Single out the lines of the material that contain "with" and copy them.

Stored data:
_ _ _

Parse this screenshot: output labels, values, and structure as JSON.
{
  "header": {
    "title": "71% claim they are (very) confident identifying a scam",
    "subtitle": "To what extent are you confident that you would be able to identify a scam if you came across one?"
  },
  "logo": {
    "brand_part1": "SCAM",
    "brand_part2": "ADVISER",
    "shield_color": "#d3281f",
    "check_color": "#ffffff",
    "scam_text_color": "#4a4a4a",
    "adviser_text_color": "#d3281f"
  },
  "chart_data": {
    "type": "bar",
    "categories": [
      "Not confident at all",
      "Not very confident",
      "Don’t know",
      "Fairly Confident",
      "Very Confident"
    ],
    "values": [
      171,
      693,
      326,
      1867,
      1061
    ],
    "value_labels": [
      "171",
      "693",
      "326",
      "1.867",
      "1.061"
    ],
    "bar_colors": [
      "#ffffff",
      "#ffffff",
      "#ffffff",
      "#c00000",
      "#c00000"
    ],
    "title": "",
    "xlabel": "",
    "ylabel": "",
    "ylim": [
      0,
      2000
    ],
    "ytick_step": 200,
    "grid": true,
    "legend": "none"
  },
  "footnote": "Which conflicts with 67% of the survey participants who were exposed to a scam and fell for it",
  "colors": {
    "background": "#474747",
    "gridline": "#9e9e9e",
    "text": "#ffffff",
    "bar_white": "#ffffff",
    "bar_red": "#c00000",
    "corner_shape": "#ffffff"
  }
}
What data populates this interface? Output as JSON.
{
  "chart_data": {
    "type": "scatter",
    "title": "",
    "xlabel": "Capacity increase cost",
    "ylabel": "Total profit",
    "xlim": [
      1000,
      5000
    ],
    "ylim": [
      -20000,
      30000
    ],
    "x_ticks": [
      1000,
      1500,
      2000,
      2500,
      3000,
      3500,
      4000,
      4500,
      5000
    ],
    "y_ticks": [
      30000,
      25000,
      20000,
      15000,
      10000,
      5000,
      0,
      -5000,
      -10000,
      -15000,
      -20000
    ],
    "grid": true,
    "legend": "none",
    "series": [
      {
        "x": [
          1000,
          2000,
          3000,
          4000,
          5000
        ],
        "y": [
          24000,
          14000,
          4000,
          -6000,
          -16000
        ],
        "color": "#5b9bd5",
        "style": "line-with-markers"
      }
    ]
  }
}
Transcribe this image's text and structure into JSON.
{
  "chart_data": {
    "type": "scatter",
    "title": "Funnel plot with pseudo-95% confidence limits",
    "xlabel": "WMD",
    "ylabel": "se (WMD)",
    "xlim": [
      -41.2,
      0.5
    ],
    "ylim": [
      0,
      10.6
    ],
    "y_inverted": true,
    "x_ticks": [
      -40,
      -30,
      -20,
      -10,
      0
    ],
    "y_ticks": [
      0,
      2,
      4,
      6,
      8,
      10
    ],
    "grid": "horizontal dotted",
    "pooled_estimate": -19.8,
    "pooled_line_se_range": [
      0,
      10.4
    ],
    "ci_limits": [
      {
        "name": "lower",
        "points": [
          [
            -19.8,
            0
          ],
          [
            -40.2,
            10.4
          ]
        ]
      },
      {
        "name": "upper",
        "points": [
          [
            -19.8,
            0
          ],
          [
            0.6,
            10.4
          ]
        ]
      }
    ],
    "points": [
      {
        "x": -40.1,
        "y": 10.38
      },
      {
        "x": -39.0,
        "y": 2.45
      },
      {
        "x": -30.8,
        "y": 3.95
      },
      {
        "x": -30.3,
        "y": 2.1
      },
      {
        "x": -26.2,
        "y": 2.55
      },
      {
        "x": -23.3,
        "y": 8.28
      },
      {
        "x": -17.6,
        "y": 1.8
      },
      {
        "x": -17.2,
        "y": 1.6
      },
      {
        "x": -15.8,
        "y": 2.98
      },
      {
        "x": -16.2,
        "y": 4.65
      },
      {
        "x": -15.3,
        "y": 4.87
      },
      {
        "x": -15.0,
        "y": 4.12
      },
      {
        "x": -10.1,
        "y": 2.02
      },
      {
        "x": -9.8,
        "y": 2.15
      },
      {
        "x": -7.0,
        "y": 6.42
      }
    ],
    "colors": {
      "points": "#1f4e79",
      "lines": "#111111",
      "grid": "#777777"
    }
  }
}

_ _ _

— CORRECT ANSWER —
  "footnote": "Which conflicts with 67% of the survey participants who were exposed to a scam and fell for it",
        "style": "line-with-markers"
    "title": "Funnel plot with pseudo-95% confidence limits",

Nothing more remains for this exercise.